In the data below, find every line that has the string "title", and copy it.
╭──
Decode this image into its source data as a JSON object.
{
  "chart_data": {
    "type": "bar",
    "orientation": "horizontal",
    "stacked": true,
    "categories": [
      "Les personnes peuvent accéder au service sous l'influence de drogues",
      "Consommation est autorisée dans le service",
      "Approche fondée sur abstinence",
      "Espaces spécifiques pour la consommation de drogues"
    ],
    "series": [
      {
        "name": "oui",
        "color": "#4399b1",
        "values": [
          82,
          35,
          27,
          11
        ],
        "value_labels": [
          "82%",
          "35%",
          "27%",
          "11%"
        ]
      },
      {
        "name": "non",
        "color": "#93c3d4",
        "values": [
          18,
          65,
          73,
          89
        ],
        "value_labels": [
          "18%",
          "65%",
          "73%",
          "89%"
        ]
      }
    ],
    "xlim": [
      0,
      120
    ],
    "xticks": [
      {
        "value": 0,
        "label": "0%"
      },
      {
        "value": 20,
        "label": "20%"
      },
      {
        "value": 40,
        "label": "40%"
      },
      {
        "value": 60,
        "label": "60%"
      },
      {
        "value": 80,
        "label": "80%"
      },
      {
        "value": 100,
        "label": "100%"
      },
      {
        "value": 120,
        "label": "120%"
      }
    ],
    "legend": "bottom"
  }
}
╰──
╭──
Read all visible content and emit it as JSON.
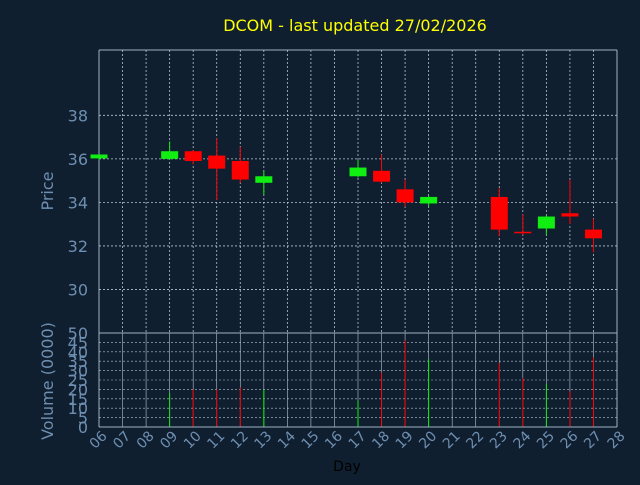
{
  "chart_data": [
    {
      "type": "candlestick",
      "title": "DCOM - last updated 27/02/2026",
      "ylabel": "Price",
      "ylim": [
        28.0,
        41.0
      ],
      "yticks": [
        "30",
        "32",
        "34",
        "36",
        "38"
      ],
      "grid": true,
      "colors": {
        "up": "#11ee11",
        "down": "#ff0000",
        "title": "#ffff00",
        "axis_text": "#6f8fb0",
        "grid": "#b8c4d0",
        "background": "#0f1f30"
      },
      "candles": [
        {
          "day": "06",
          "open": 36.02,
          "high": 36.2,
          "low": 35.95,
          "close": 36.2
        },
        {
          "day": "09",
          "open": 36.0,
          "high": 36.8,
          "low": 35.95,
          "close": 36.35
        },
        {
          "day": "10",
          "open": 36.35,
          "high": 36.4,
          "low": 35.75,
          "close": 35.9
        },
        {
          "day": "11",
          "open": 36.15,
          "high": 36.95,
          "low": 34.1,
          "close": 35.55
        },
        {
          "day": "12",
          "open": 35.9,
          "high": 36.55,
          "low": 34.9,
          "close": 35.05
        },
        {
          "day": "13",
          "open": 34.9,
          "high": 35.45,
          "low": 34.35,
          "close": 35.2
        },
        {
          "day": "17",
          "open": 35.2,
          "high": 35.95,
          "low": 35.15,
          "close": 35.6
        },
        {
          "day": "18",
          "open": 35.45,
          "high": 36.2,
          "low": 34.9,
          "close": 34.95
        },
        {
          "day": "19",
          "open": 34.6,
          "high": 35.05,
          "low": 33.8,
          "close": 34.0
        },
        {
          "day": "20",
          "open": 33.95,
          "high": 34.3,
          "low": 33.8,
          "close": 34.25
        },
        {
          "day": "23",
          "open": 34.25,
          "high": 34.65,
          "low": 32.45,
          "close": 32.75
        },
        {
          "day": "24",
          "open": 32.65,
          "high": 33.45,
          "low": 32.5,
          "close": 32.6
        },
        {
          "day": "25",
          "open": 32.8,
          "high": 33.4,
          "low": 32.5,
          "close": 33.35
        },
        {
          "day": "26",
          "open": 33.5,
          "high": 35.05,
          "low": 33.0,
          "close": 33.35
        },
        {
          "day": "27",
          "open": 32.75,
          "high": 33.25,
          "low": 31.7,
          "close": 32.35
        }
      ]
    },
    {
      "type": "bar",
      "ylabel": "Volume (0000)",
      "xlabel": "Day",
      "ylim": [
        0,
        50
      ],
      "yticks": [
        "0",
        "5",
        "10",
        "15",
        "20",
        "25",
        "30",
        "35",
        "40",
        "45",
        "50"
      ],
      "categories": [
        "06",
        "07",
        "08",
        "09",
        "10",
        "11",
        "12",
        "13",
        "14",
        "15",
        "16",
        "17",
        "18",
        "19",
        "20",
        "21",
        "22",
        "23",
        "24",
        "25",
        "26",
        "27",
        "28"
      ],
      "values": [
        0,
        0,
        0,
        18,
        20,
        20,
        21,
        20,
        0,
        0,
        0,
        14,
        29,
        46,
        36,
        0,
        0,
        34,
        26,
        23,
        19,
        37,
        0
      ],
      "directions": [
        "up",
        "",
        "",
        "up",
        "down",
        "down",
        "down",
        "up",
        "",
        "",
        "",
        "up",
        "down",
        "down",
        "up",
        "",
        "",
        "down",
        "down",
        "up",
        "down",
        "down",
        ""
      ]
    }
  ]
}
╰──
:: Completed exercise ::
      "title": "DCOM - last updated 27/02/2026",
        "title": "#ffff00",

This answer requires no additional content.